— Start of ENTRIES SUPPLIED —

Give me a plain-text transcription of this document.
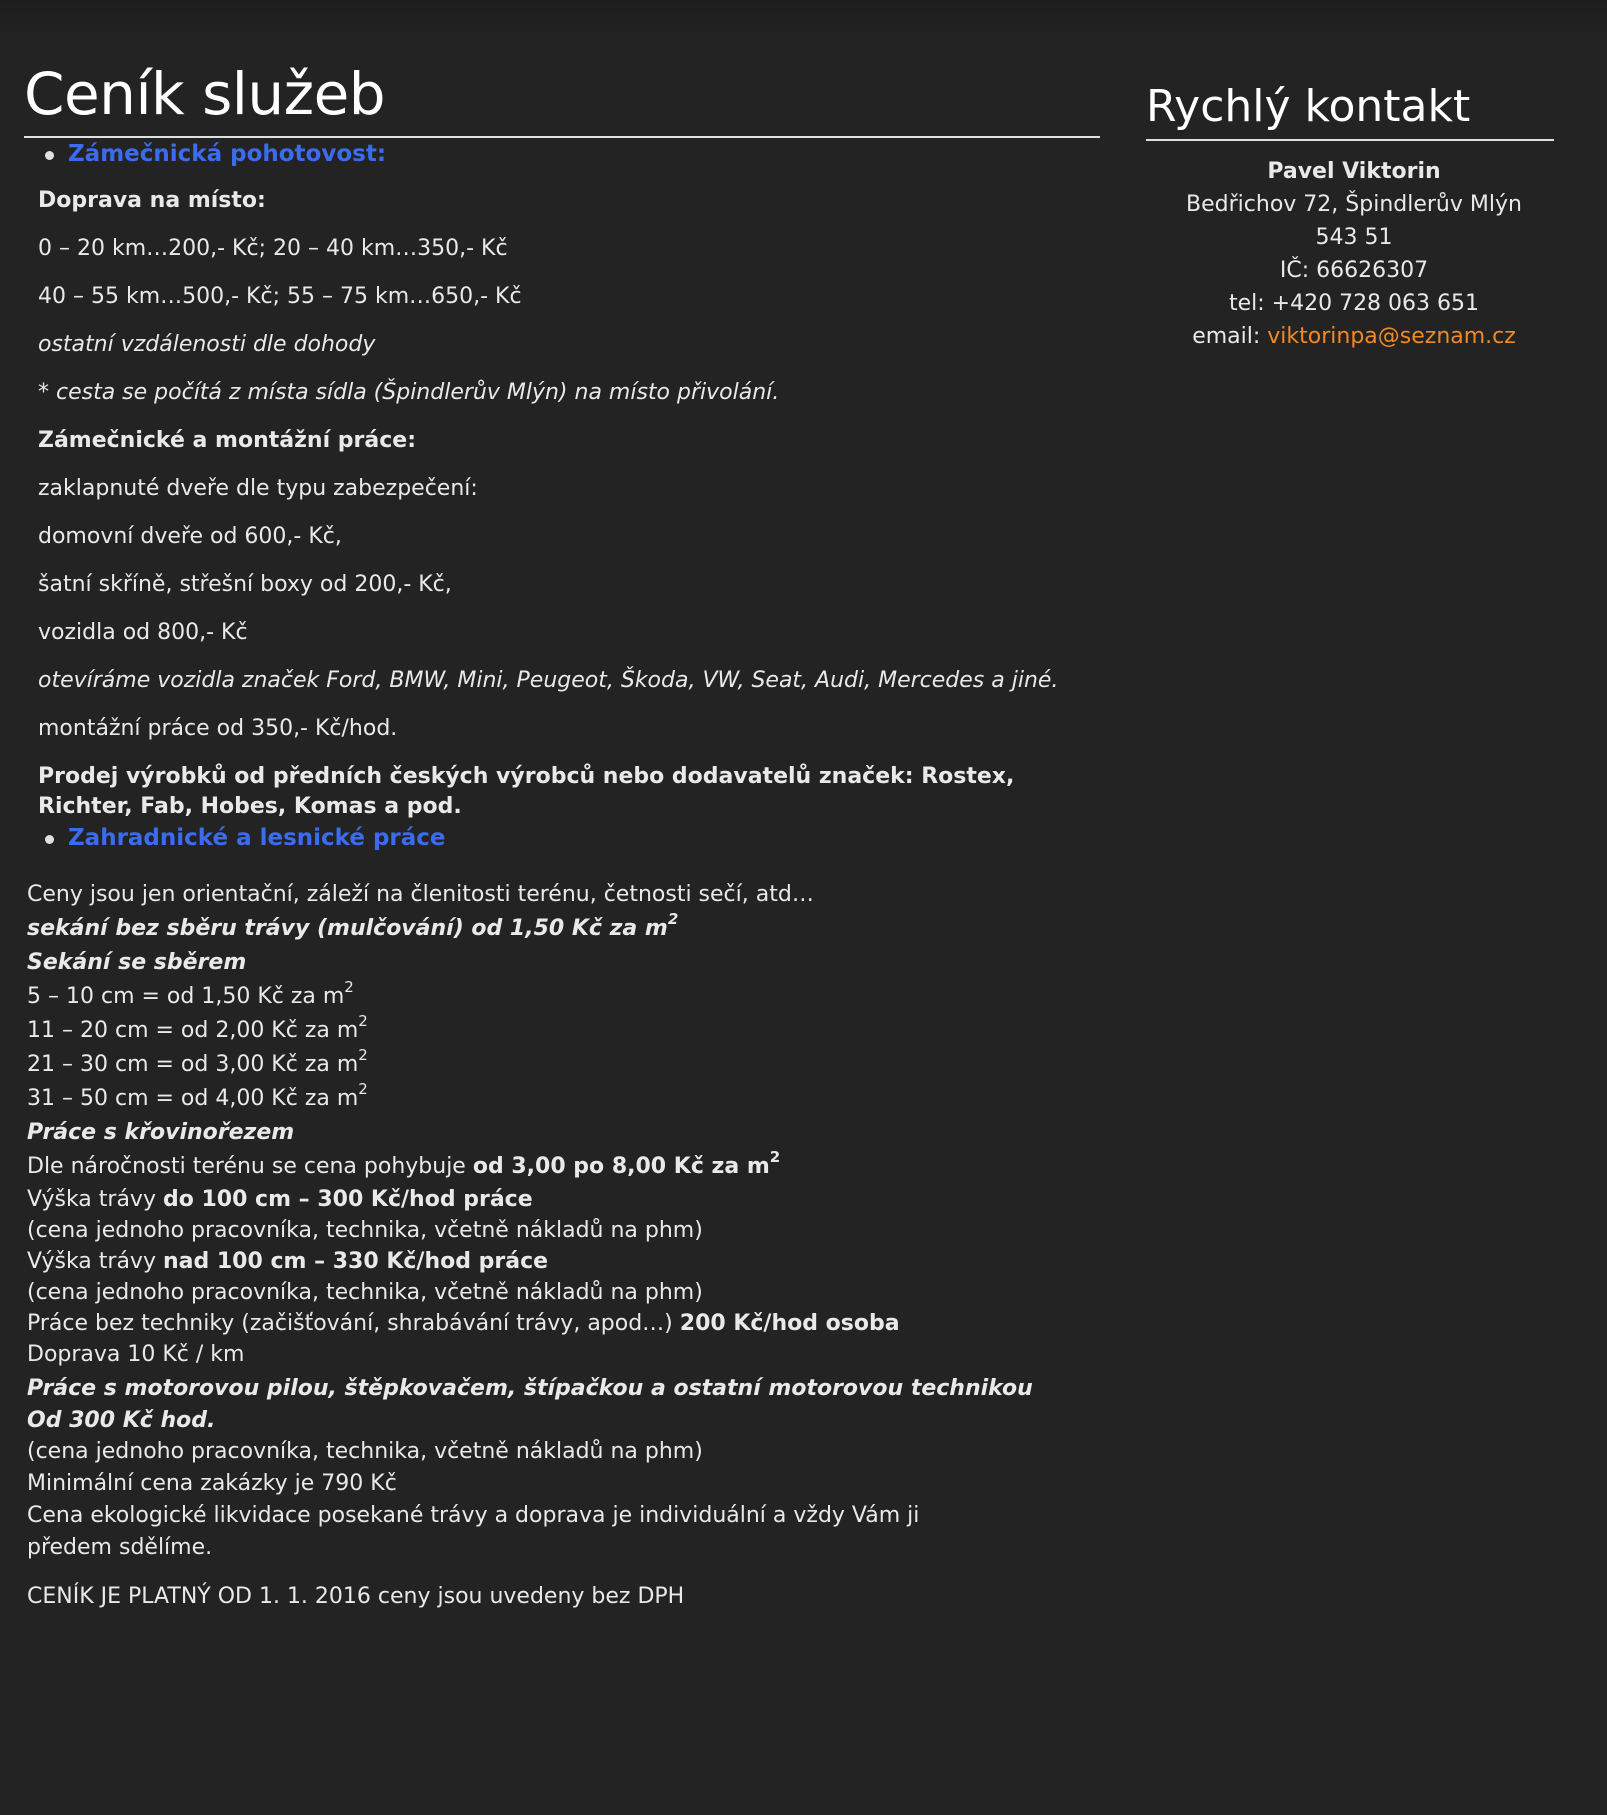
Ceník služeb
Zámečnická pohotovost:

Doprava na místo:

0 – 20 km…200,- Kč; 20 – 40 km…350,- Kč

40 – 55 km…500,- Kč; 55 – 75 km…650,- Kč

ostatní vzdálenosti dle dohody

* cesta se počítá z místa sídla (Špindlerův Mlýn) na místo přivolání.

Zámečnické a montážní práce:

zaklapnuté dveře dle typu zabezpečení:

domovní dveře od 600,- Kč,

šatní skříně, střešní boxy od 200,- Kč,

vozidla od 800,- Kč

otevíráme vozidla značek Ford, BMW, Mini, Peugeot, Škoda, VW, Seat, Audi, Mercedes a jiné.

montážní práce od 350,- Kč/hod.

Prodej výrobků od předních českých výrobců nebo dodavatelů značek: Rostex, Richter, Fab, Hobes, Komas a pod.

Zahradnické a lesnické práce

Ceny jsou jen orientační, záleží na členitosti terénu, četnosti sečí, atd…

sekání bez sběru trávy (mulčování) od 1,50 Kč za $m^2$

Sekání se sběrem

5 – 10 cm = od 1,50 Kč za $m^2$

11 – 20 cm = od 2,00 Kč za $m^2$

21 – 30 cm = od 3,00 Kč za $m^2$

31 – 50 cm = od 4,00 Kč za $m^2$

Práce s křovinořezem

Dle náročnosti terénu se cena pohybuje od 3,00 po 8,00 Kč za $m^2$

Výška trávy do 100 cm – 300 Kč/hod práce

(cena jednoho pracovníka, technika, včetně nákladů na phm)

Výška trávy nad 100 cm – 330 Kč/hod práce

(cena jednoho pracovníka, technika, včetně nákladů na phm)

Práce bez techniky (začišťování, shrabávání trávy, apod…) 200 Kč/hod osoba

Doprava 10 Kč / km

Práce s motorovou pilou, štěpkovačem, štípačkou a ostatní motorovou technikou

Od 300 Kč hod.

(cena jednoho pracovníka, technika, včetně nákladů na phm)

Minimální cena zakázky je 790 Kč

Cena ekologické likvidace posekané trávy a doprava je individuální a vždy Vám ji předem sdělíme.

CENÍK JE PLATNÝ OD 1. 1. 2016 ceny jsou uvedeny bez DPH

Rychlý kontakt
Pavel Viktorin
Bedřichov 72, Špindlerův Mlýn
543 51
IČ: 66626307
tel: +420 728 063 651
email: viktorinpa@seznam.cz
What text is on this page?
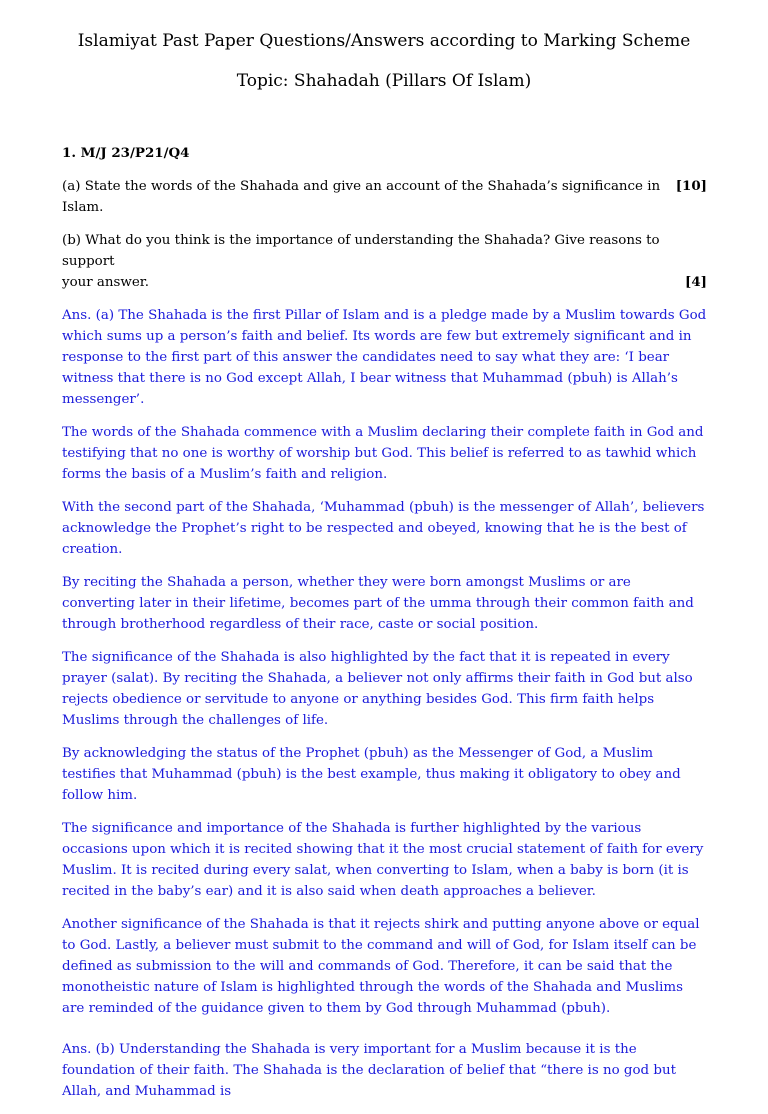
Islamiyat Past Paper Questions/Answers according to Marking Scheme
Topic: Shahadah (Pillars Of Islam)

1. M/J 23/P21/Q4

(a) State the words of the Shahada and give an account of the Shahada’s significance in Islam.
[10]

(b) What do you think is the importance of understanding the Shahada? Give reasons to support
your answer.	[4]

Ans. (a) The Shahada is the first Pillar of Islam and is a pledge made by a Muslim towards God which sums up a person’s faith and belief. Its words are few but extremely significant and in response to the first part of this answer the candidates need to say what they are: ‘I bear witness that there is no God except Allah, I bear witness that Muhammad (pbuh) is Allah’s messenger’.

The words of the Shahada commence with a Muslim declaring their complete faith in God and testifying that no one is worthy of worship but God. This belief is referred to as tawhid which forms the basis of a Muslim’s faith and religion.

With the second part of the Shahada, ‘Muhammad (pbuh) is the messenger of Allah’, believers acknowledge the Prophet’s right to be respected and obeyed, knowing that he is the best of creation.

By reciting the Shahada a person, whether they were born amongst Muslims or are converting later in their lifetime, becomes part of the umma through their common faith and through brotherhood regardless of their race, caste or social position.

The significance of the Shahada is also highlighted by the fact that it is repeated in every prayer (salat). By reciting the Shahada, a believer not only affirms their faith in God but also rejects obedience or servitude to anyone or anything besides God. This firm faith helps Muslims through the challenges of life.

By acknowledging the status of the Prophet (pbuh) as the Messenger of God, a Muslim testifies that Muhammad (pbuh) is the best example, thus making it obligatory to obey and follow him.

The significance and importance of the Shahada is further highlighted by the various occasions upon which it is recited showing that it the most crucial statement of faith for every Muslim. It is recited during every salat, when converting to Islam, when a baby is born (it is recited in the baby’s ear) and it is also said when death approaches a believer.

Another significance of the Shahada is that it rejects shirk and putting anyone above or equal to God. Lastly, a believer must submit to the command and will of God, for Islam itself can be defined as submission to the will and commands of God. Therefore, it can be said that the monotheistic nature of Islam is highlighted through the words of the Shahada and Muslims are reminded of the guidance given to them by God through Muhammad (pbuh).

Ans. (b) Understanding the Shahada is very important for a Muslim because it is the foundation of their faith. The Shahada is the declaration of belief that “there is no god but Allah, and Muhammad is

— End of ENTRIES SUPPLIED —

**TASK TO CARRY OUT**
Show every line from the entries above in which "terénu" appears.

**OUTPUT**
Ceny jsou jen orientační, záleží na členitosti terénu, četnosti sečí, atd…
Dle náročnosti terénu se cena pohybuje od 3,00 po 8,00 Kč za $m^2$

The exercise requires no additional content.